Source records
__________

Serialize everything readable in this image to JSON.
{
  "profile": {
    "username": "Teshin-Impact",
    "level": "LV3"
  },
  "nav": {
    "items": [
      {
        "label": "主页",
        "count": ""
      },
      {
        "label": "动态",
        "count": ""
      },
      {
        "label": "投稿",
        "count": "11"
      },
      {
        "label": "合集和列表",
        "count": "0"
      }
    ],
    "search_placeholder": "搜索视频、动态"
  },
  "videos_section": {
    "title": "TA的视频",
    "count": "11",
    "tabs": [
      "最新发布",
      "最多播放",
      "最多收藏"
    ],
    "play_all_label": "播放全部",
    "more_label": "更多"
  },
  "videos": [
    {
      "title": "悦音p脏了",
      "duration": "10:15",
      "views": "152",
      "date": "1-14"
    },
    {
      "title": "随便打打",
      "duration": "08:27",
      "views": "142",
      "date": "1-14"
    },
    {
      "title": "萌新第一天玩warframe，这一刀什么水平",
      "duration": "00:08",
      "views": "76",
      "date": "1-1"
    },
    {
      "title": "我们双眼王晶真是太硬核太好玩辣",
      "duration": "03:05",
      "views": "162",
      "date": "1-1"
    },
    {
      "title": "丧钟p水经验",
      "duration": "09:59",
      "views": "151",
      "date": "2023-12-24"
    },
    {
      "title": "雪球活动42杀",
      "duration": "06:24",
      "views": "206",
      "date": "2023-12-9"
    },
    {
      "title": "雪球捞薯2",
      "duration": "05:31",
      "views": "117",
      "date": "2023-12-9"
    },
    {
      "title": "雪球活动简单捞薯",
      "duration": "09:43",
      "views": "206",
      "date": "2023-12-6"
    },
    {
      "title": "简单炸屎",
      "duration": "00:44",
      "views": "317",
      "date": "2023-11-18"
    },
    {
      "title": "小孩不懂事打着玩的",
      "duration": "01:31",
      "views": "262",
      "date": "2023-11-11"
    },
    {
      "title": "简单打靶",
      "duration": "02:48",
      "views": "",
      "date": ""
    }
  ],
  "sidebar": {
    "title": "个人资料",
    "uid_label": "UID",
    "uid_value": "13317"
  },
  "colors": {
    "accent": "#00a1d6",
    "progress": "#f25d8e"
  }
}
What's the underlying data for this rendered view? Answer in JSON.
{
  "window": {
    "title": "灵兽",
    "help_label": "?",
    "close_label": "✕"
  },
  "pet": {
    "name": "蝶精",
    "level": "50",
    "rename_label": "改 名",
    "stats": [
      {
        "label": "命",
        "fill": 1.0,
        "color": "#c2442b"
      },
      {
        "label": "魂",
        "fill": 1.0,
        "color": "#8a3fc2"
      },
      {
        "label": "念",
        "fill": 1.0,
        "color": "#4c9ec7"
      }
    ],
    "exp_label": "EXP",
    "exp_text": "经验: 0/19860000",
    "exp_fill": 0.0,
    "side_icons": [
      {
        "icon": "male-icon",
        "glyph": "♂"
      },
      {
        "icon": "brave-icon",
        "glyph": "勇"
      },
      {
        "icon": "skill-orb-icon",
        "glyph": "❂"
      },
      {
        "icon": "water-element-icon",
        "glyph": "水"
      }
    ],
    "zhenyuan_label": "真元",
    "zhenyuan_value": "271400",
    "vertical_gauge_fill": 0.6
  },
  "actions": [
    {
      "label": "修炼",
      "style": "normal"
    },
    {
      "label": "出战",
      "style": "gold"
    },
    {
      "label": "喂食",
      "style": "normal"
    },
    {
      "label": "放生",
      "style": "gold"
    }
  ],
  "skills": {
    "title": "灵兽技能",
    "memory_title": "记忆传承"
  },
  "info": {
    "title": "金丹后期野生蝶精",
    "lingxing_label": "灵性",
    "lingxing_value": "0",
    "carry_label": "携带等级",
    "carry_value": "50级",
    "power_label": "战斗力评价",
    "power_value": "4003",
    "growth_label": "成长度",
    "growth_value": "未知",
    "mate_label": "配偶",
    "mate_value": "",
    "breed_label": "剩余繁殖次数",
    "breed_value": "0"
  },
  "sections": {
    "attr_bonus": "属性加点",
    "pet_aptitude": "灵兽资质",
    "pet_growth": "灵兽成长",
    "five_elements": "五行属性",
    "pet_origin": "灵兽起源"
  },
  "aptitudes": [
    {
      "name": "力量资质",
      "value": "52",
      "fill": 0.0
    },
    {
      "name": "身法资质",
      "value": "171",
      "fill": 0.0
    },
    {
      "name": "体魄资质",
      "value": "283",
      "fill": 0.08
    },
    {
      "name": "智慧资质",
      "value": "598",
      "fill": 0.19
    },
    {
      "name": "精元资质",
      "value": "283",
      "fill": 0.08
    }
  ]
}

__________

## Exercise prompt
Only a number is wanted: how many lines above include "views"?

## The answer
11